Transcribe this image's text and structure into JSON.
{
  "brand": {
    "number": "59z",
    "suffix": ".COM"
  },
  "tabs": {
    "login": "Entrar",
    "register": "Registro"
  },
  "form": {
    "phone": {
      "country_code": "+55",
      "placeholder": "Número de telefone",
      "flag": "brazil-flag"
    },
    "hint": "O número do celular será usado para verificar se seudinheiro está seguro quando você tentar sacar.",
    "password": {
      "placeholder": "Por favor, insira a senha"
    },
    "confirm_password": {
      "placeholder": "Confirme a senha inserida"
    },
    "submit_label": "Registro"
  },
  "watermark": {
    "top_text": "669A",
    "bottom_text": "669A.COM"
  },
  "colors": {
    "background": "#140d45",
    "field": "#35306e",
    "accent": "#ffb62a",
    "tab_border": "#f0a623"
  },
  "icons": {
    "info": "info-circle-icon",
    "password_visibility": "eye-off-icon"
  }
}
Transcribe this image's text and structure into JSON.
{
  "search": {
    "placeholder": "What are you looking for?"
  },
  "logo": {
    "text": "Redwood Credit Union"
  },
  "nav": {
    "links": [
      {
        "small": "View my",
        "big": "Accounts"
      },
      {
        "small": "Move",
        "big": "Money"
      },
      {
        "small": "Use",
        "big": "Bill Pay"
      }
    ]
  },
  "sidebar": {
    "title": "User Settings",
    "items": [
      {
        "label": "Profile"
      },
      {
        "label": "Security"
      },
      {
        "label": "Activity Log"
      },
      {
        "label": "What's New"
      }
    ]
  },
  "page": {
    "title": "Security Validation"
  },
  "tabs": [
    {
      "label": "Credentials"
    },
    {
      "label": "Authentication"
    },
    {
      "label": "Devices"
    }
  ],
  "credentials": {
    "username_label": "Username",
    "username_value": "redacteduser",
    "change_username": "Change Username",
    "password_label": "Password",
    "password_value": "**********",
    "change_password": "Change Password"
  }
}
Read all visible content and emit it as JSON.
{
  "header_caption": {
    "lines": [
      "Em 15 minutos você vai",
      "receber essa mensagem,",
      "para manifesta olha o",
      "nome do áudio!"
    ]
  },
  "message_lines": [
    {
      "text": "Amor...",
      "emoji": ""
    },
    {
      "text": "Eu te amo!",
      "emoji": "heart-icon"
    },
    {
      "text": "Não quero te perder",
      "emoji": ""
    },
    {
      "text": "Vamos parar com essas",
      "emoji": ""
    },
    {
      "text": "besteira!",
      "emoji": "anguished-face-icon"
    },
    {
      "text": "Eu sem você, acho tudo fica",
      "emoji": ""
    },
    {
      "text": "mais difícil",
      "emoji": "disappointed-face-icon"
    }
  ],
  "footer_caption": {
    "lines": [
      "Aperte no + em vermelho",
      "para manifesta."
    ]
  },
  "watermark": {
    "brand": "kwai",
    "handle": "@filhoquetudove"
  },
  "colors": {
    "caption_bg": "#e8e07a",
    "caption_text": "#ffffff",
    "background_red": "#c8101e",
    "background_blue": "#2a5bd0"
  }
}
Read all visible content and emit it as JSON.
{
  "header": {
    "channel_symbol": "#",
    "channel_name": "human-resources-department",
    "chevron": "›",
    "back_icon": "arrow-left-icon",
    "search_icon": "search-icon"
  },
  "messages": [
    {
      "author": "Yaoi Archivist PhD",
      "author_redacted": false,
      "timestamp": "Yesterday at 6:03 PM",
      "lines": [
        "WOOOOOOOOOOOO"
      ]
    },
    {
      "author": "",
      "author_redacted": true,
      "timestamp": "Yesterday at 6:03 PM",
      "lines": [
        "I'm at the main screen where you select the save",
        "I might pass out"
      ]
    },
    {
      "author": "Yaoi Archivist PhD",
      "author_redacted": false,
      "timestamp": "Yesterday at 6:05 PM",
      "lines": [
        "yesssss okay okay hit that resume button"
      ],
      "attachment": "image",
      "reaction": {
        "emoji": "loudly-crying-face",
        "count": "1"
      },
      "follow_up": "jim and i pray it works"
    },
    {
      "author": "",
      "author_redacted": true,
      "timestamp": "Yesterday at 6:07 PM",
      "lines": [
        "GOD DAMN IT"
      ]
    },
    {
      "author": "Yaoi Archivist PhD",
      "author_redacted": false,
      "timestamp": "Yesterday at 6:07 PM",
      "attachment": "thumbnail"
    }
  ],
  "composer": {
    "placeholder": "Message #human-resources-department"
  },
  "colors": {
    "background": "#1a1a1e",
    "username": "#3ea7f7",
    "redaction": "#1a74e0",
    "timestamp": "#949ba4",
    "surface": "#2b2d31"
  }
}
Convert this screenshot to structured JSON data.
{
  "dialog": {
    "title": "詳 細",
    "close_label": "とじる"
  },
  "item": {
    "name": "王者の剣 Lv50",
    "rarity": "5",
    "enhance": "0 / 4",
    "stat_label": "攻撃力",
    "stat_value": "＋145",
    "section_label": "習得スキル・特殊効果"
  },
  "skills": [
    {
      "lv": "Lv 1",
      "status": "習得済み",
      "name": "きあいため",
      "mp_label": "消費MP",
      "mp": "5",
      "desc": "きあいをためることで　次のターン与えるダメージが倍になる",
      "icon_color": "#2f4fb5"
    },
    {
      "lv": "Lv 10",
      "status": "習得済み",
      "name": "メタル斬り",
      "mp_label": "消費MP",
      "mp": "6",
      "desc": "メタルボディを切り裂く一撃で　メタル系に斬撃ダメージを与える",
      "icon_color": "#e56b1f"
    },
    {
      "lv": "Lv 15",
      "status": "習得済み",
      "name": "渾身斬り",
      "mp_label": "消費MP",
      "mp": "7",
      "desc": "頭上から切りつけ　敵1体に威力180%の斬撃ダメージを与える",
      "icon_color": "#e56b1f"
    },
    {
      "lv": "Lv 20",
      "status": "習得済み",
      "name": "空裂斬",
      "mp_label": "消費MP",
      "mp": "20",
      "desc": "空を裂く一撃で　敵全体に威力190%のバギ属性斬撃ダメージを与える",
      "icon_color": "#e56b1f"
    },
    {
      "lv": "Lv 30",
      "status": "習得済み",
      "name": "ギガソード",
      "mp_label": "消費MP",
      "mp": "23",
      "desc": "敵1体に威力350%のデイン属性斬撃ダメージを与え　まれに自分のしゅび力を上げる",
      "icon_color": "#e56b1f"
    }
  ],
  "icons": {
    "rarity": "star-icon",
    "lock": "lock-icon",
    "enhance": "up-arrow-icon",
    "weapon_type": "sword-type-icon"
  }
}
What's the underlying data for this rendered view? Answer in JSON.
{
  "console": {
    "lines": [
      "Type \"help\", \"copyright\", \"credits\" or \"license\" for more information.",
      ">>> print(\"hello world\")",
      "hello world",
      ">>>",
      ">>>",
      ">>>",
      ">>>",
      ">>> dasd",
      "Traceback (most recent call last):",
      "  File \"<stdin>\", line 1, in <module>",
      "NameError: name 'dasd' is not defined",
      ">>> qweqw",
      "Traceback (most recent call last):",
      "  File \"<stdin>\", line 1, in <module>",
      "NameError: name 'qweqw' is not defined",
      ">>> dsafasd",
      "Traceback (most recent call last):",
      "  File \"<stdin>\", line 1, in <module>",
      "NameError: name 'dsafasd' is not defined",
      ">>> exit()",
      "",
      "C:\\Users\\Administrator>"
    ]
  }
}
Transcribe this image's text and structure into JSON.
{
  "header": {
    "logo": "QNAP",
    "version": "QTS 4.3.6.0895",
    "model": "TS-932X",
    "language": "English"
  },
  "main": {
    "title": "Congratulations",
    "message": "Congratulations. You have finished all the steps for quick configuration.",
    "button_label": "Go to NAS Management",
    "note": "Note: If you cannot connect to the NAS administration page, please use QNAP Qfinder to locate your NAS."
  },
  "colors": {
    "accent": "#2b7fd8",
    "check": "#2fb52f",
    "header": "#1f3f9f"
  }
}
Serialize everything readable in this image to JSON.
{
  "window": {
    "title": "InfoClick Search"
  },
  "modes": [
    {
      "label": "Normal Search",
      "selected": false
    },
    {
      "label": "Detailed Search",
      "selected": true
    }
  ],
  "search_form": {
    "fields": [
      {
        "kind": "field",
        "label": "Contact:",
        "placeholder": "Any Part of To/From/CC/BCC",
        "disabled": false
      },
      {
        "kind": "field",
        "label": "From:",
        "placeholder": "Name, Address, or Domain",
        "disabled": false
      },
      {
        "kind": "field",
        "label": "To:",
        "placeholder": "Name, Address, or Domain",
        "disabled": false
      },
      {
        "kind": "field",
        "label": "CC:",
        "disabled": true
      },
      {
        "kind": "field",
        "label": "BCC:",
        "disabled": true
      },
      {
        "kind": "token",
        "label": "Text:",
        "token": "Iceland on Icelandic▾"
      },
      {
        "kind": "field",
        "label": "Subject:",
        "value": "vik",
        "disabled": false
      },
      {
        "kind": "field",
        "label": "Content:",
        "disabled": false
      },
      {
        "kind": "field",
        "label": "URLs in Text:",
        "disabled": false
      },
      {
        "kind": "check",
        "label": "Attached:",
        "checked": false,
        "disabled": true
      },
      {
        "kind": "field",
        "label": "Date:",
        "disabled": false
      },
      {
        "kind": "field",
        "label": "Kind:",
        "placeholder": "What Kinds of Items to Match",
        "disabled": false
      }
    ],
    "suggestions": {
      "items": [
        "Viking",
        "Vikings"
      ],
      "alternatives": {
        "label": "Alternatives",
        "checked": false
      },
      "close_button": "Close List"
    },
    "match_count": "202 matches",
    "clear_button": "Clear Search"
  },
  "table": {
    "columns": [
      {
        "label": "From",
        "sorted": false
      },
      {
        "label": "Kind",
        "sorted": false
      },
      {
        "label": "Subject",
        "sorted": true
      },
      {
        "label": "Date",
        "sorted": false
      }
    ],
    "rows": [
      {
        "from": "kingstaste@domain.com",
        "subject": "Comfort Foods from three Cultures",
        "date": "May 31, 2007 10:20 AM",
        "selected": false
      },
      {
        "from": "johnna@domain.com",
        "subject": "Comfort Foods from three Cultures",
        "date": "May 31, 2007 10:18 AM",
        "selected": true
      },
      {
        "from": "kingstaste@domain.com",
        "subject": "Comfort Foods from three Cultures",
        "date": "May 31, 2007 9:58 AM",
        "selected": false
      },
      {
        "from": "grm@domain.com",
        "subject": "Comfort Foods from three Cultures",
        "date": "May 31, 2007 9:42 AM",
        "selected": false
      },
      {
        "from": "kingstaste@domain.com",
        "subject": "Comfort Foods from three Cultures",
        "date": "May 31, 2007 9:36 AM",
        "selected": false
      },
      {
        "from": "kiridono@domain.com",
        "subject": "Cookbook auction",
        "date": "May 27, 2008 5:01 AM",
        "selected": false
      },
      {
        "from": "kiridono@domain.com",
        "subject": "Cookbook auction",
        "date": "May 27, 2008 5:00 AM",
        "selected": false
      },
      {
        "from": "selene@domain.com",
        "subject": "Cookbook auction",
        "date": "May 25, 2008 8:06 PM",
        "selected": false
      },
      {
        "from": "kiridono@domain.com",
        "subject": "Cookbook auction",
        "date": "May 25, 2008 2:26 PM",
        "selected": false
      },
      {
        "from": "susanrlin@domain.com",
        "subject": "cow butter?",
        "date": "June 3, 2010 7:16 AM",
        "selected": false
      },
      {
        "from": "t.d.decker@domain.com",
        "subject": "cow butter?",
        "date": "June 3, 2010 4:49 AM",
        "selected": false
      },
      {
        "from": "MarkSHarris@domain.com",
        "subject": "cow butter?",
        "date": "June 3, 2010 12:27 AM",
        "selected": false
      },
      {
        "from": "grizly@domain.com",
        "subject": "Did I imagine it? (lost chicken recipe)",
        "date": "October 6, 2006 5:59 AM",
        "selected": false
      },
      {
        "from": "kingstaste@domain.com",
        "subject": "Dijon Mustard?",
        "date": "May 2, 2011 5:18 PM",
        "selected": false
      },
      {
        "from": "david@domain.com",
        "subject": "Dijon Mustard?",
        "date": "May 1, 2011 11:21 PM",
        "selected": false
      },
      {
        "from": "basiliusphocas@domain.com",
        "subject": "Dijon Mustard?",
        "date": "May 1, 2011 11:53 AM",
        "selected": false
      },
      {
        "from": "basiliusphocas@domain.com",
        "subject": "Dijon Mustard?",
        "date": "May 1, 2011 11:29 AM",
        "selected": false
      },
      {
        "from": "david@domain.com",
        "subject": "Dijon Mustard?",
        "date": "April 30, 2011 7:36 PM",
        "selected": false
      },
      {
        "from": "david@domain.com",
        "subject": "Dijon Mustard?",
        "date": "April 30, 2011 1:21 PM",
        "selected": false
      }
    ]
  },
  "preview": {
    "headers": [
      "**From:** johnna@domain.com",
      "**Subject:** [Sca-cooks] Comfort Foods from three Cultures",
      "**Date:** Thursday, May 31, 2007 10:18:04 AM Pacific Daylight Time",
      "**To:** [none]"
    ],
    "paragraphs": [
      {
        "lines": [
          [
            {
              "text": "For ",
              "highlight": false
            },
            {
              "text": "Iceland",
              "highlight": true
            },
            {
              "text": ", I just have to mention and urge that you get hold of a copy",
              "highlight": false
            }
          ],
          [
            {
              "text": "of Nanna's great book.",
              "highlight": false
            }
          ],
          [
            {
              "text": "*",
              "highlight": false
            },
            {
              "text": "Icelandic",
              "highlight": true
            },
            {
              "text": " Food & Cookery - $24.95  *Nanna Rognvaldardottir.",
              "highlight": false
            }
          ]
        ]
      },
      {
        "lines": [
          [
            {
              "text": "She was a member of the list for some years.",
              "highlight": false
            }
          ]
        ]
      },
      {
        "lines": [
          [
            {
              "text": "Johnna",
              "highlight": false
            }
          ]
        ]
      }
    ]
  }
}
__________________________________________________
TASK DESCRIPTION ::
Gather each line in the entries above where the string "What" is found.

ANSWER IN FULL ::
    "placeholder": "What are you looking for?"
        "label": "What's New"
What's the underlying data for this rendered view? Answer in JSON.
        "placeholder": "What Kinds of Items to Match",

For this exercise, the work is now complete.